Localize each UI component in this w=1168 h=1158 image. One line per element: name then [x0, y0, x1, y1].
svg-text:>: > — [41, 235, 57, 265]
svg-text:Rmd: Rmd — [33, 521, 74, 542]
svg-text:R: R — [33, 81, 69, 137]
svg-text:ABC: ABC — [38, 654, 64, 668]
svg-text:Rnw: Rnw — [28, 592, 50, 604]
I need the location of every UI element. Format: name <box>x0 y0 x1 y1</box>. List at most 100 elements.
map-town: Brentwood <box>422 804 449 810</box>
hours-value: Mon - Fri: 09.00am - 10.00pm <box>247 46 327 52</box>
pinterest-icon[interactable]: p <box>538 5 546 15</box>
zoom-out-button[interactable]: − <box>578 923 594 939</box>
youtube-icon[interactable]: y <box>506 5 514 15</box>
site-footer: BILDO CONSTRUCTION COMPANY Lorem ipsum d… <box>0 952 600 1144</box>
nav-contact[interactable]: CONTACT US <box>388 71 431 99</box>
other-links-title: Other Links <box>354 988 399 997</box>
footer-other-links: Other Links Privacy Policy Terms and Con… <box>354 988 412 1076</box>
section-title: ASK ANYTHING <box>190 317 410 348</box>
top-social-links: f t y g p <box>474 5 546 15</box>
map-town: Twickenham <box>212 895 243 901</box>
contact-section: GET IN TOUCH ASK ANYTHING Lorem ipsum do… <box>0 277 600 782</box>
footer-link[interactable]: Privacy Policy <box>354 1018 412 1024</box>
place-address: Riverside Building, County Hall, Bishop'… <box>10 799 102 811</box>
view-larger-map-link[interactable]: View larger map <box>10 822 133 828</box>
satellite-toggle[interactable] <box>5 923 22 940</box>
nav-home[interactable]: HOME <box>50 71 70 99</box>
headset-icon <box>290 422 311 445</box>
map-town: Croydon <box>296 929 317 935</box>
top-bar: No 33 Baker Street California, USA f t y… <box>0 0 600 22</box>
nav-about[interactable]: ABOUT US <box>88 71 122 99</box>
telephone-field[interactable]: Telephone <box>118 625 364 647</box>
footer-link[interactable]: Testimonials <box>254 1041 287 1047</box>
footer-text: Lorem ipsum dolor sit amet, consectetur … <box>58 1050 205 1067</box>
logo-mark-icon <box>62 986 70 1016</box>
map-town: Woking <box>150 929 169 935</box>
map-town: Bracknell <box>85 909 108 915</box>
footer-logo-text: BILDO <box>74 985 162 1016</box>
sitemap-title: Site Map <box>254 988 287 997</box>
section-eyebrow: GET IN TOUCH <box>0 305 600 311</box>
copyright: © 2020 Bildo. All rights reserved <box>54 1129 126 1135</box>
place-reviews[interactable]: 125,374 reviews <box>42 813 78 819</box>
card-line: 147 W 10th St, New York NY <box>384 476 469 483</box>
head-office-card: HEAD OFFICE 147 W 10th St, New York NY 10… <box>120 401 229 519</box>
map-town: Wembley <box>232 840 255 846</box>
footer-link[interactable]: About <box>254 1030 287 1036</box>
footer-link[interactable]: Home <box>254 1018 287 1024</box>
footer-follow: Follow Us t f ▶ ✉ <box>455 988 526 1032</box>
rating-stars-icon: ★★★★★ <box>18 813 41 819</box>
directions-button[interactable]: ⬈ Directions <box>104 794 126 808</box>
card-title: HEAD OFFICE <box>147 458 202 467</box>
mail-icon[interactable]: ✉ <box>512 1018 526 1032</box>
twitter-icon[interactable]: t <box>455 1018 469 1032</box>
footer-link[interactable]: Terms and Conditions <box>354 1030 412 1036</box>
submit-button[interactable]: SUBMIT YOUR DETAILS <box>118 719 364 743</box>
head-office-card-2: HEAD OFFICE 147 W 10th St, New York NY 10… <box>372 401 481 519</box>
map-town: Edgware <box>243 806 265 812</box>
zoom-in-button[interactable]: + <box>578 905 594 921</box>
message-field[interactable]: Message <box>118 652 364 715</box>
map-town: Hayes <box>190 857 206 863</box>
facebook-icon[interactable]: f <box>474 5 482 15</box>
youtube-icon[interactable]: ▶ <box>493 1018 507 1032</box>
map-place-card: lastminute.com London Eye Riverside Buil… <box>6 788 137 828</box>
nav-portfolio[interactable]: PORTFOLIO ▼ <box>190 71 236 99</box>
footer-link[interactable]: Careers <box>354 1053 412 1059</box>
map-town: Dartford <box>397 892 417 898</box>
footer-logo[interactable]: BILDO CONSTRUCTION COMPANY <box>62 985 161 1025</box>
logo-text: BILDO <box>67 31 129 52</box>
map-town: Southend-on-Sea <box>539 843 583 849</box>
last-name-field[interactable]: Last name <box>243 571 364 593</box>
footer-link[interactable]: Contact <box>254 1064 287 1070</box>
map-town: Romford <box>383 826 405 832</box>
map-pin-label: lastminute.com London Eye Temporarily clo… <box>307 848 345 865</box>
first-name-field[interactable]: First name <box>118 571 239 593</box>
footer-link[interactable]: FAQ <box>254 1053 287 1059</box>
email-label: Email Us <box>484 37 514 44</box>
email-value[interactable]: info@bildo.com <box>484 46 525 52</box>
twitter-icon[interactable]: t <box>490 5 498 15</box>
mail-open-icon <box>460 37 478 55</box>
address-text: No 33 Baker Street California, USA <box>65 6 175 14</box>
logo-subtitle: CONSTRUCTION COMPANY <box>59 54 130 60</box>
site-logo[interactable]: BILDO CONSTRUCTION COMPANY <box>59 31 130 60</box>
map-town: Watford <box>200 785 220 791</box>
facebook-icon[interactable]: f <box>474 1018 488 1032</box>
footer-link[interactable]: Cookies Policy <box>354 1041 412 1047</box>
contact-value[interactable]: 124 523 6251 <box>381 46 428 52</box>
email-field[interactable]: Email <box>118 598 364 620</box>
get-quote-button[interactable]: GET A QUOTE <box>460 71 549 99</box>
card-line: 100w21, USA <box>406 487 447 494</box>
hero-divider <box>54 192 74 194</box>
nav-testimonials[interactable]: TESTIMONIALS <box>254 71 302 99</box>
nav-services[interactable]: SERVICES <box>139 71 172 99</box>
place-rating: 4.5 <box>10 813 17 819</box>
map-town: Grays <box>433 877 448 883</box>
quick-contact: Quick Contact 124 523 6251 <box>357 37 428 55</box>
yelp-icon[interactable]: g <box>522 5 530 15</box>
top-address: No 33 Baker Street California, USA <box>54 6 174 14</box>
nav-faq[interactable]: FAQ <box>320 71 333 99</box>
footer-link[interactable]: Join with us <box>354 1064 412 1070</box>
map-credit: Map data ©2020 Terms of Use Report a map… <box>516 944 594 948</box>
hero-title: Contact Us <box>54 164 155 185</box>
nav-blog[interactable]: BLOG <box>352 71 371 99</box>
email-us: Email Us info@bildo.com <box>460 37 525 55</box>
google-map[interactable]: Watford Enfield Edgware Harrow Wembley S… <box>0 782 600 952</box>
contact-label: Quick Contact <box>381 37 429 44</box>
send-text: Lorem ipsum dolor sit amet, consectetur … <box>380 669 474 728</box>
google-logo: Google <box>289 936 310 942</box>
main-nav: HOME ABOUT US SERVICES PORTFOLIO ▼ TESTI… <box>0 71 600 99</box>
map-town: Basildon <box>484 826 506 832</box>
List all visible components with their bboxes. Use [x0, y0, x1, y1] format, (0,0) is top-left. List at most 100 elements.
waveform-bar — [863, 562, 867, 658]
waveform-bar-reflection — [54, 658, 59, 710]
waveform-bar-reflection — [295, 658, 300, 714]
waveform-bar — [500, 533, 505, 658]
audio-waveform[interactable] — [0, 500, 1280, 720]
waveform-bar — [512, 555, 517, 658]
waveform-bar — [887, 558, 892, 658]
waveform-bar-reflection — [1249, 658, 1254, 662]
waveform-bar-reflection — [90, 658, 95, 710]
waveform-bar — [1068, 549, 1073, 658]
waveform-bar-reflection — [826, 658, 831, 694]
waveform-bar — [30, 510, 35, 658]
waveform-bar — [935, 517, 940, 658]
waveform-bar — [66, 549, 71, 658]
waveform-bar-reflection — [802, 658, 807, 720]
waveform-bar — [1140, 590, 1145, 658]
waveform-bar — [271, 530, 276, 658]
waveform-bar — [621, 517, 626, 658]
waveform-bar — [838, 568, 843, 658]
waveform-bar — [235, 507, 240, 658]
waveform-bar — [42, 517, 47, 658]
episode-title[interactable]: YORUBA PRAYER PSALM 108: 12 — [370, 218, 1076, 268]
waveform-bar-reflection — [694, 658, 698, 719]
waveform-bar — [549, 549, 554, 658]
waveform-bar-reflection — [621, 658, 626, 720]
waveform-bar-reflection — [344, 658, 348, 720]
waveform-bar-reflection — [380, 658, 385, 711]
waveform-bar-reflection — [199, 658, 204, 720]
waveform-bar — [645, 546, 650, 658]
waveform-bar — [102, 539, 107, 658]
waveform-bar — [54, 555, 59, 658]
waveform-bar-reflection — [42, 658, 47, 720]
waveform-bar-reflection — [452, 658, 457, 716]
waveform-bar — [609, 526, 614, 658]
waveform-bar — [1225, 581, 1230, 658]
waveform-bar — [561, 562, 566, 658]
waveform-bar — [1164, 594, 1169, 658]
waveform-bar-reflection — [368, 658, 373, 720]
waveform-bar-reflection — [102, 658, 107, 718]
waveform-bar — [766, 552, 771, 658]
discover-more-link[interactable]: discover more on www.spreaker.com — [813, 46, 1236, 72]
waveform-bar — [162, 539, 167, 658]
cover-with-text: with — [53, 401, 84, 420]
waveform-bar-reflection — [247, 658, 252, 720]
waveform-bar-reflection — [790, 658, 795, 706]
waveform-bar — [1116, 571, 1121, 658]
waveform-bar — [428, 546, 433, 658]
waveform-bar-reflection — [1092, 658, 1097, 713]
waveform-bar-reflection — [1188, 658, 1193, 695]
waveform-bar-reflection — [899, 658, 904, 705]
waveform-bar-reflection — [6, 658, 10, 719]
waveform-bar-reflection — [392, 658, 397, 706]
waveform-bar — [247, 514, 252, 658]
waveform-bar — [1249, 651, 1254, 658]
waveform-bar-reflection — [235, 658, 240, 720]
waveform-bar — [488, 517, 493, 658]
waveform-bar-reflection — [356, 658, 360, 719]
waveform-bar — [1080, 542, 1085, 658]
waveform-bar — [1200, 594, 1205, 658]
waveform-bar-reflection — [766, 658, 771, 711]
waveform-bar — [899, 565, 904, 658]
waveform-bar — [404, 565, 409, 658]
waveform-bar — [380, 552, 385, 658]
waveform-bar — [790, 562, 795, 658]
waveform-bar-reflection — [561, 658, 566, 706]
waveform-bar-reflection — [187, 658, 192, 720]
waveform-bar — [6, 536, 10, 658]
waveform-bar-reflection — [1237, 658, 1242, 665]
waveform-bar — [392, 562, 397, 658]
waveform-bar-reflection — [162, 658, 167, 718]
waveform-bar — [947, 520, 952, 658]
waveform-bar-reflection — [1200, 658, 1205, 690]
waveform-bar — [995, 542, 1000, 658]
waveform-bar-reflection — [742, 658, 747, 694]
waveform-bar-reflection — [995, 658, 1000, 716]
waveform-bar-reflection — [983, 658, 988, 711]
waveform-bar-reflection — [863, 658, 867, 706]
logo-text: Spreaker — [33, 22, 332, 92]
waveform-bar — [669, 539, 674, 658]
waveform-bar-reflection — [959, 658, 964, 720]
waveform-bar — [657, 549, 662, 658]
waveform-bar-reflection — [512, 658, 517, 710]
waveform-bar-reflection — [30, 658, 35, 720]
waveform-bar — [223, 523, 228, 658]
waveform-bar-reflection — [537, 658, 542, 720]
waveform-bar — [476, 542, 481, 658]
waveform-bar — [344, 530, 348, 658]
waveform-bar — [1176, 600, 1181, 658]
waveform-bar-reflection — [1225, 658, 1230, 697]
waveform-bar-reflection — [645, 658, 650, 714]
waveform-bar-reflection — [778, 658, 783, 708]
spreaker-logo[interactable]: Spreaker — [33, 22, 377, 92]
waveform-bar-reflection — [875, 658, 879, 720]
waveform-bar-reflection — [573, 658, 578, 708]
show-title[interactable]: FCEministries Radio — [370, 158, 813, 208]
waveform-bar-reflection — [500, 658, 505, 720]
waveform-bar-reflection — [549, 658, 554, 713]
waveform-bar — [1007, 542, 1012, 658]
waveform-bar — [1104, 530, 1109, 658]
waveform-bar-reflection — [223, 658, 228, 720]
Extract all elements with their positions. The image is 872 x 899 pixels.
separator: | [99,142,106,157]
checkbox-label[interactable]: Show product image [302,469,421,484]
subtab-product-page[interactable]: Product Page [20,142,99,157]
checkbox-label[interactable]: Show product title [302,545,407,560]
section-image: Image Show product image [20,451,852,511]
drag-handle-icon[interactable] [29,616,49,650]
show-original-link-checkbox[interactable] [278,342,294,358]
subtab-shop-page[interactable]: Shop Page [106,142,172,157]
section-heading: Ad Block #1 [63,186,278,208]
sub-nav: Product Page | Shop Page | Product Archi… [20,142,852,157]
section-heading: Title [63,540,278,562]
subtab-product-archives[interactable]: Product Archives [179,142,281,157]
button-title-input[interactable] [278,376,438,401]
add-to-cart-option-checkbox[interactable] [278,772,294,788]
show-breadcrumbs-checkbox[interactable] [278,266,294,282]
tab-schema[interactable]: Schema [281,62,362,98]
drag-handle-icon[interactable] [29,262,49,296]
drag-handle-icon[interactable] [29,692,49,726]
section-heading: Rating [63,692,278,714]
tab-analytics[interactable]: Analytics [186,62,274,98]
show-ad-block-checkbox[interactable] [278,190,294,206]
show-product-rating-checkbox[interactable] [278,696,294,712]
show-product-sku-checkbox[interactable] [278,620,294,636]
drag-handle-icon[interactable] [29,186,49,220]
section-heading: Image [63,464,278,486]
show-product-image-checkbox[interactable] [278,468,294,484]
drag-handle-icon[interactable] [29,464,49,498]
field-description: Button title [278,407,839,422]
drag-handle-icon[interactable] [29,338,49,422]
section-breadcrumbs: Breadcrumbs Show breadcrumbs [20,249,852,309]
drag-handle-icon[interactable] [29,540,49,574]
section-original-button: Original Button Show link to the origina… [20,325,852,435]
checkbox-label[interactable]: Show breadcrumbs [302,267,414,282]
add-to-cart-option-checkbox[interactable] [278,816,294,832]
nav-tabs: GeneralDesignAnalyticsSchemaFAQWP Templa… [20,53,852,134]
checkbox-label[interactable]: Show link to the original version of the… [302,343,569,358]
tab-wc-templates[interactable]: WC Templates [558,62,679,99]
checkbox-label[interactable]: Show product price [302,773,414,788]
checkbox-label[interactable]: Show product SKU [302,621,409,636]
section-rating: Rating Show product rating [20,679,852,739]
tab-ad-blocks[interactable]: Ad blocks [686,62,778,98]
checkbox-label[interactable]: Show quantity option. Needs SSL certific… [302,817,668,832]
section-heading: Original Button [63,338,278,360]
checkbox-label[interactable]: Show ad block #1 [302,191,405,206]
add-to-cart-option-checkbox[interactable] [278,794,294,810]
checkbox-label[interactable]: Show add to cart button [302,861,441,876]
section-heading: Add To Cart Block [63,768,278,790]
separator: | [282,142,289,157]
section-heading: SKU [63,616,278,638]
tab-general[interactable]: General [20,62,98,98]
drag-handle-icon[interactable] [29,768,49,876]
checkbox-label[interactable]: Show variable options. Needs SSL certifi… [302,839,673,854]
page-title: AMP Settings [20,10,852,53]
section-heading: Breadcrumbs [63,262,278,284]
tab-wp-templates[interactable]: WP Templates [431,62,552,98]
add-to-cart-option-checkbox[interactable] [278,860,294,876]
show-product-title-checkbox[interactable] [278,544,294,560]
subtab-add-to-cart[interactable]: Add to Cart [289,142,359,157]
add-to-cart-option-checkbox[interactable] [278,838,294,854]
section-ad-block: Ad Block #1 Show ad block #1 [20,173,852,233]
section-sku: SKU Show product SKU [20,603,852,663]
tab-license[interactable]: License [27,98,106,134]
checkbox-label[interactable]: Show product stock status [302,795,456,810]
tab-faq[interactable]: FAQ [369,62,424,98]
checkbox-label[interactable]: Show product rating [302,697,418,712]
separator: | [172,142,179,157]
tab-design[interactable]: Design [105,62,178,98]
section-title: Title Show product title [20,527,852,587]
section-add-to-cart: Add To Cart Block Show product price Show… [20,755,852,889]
──────
Return each line above that contains the word "Templates", copied in full.

tab-wc-templates[interactable]: WC Templates [558,62,679,99]
tab-wp-templates[interactable]: WP Templates [431,62,552,98]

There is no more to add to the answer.